### Written instruction
Extract each line where the string "order" shows up.

....

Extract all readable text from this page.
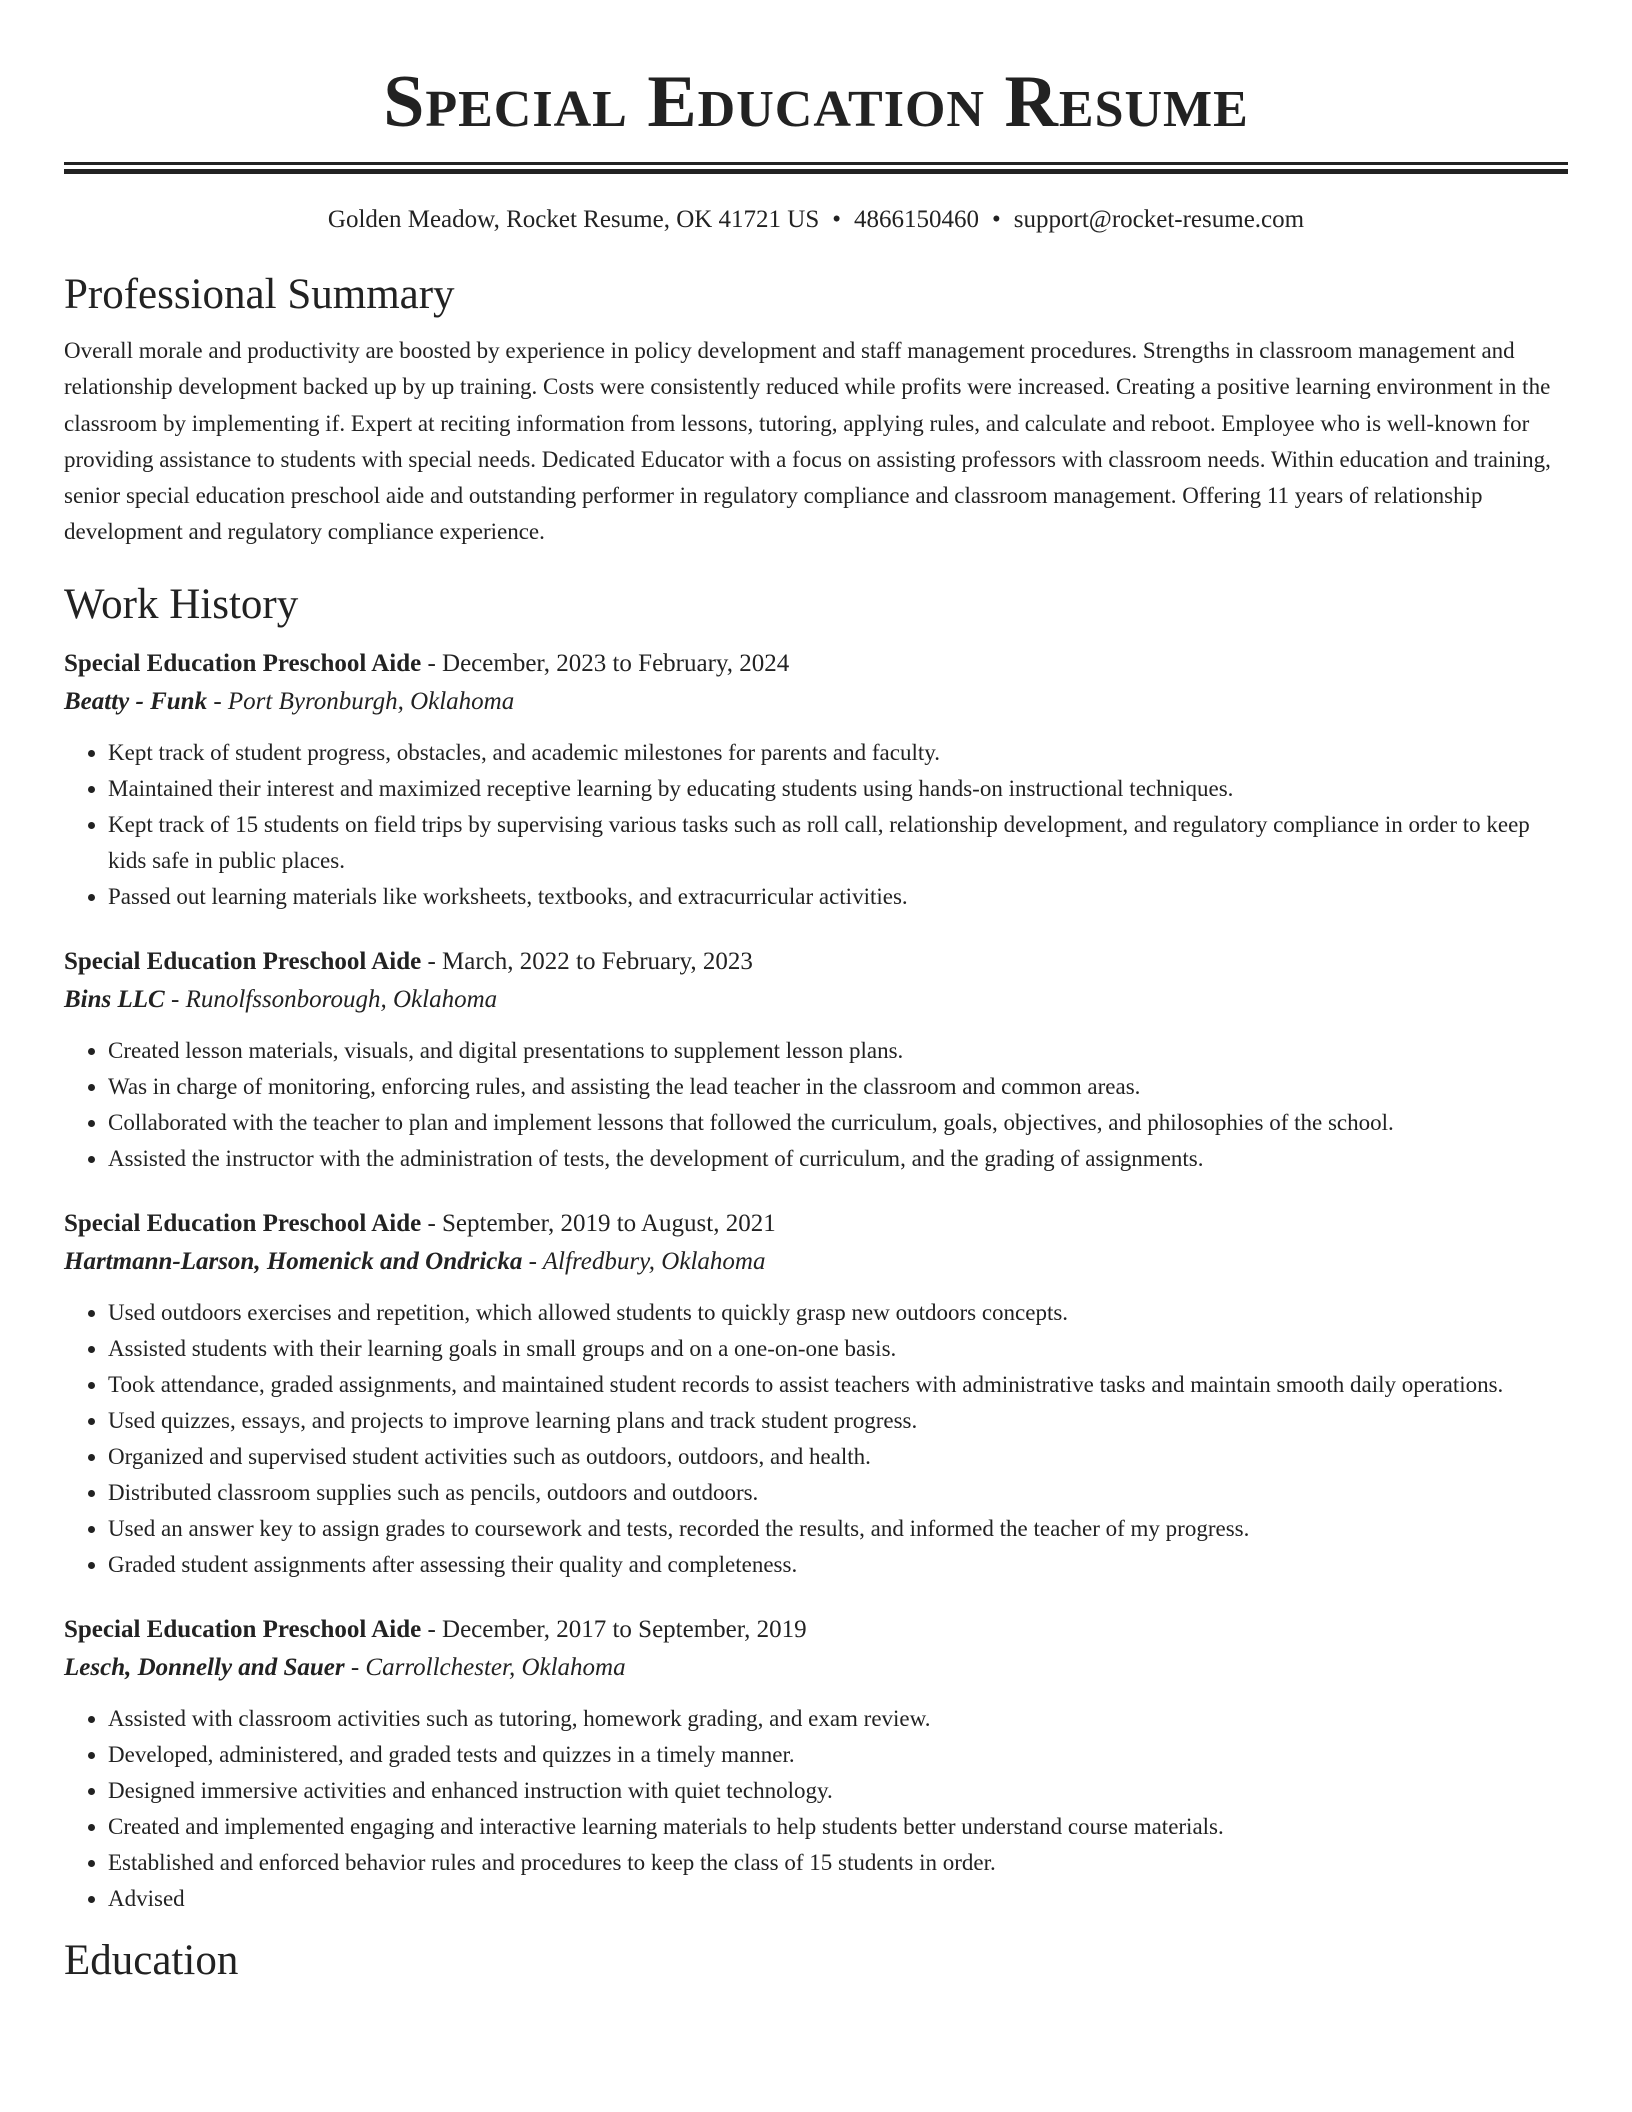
Special Education Resume
Golden Meadow, Rocket Resume, OK 41721 US • 4866150460 • support@rocket-resume.com
Professional Summary

Overall morale and productivity are boosted by experience in policy development and staff management procedures. Strengths in classroom management and relationship development backed up by up training. Costs were consistently reduced while profits were increased. Creating a positive learning environment in the classroom by implementing if. Expert at reciting information from lessons, tutoring, applying rules, and calculate and reboot. Employee who is well-known for providing assistance to students with special needs. Dedicated Educator with a focus on assisting professors with classroom needs. Within education and training, senior special education preschool aide and outstanding performer in regulatory compliance and classroom management. Offering 11 years of relationship development and regulatory compliance experience.

Work History
Special Education Preschool Aide - December, 2023 to February, 2024
Beatty - Funk - Port Byronburgh, Oklahoma
• Kept track of student progress, obstacles, and academic milestones for parents and faculty.
• Maintained their interest and maximized receptive learning by educating students using hands-on instructional techniques.
• Kept track of 15 students on field trips by supervising various tasks such as roll call, relationship development, and regulatory compliance in order to keep kids safe in public places.
• Passed out learning materials like worksheets, textbooks, and extracurricular activities.
Special Education Preschool Aide - March, 2022 to February, 2023
Bins LLC - Runolfssonborough, Oklahoma
• Created lesson materials, visuals, and digital presentations to supplement lesson plans.
• Was in charge of monitoring, enforcing rules, and assisting the lead teacher in the classroom and common areas.
• Collaborated with the teacher to plan and implement lessons that followed the curriculum, goals, objectives, and philosophies of the school.
• Assisted the instructor with the administration of tests, the development of curriculum, and the grading of assignments.
Special Education Preschool Aide - September, 2019 to August, 2021
Hartmann-Larson, Homenick and Ondricka - Alfredbury, Oklahoma
• Used outdoors exercises and repetition, which allowed students to quickly grasp new outdoors concepts.
• Assisted students with their learning goals in small groups and on a one-on-one basis.
• Took attendance, graded assignments, and maintained student records to assist teachers with administrative tasks and maintain smooth daily operations.
• Used quizzes, essays, and projects to improve learning plans and track student progress.
• Organized and supervised student activities such as outdoors, outdoors, and health.
• Distributed classroom supplies such as pencils, outdoors and outdoors.
• Used an answer key to assign grades to coursework and tests, recorded the results, and informed the teacher of my progress.
• Graded student assignments after assessing their quality and completeness.
Special Education Preschool Aide - December, 2017 to September, 2019
Lesch, Donnelly and Sauer - Carrollchester, Oklahoma
• Assisted with classroom activities such as tutoring, homework grading, and exam review.
• Developed, administered, and graded tests and quizzes in a timely manner.
• Designed immersive activities and enhanced instruction with quiet technology.
• Created and implemented engaging and interactive learning materials to help students better understand course materials.
• Established and enforced behavior rules and procedures to keep the class of 15 students in order.
• Advised
Education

....

### Result
• Kept track of 15 students on field trips by supervising various tasks such as roll call, relationship development, and regulatory compliance in order to keep kids safe in public places.
• Established and enforced behavior rules and procedures to keep the class of 15 students in order.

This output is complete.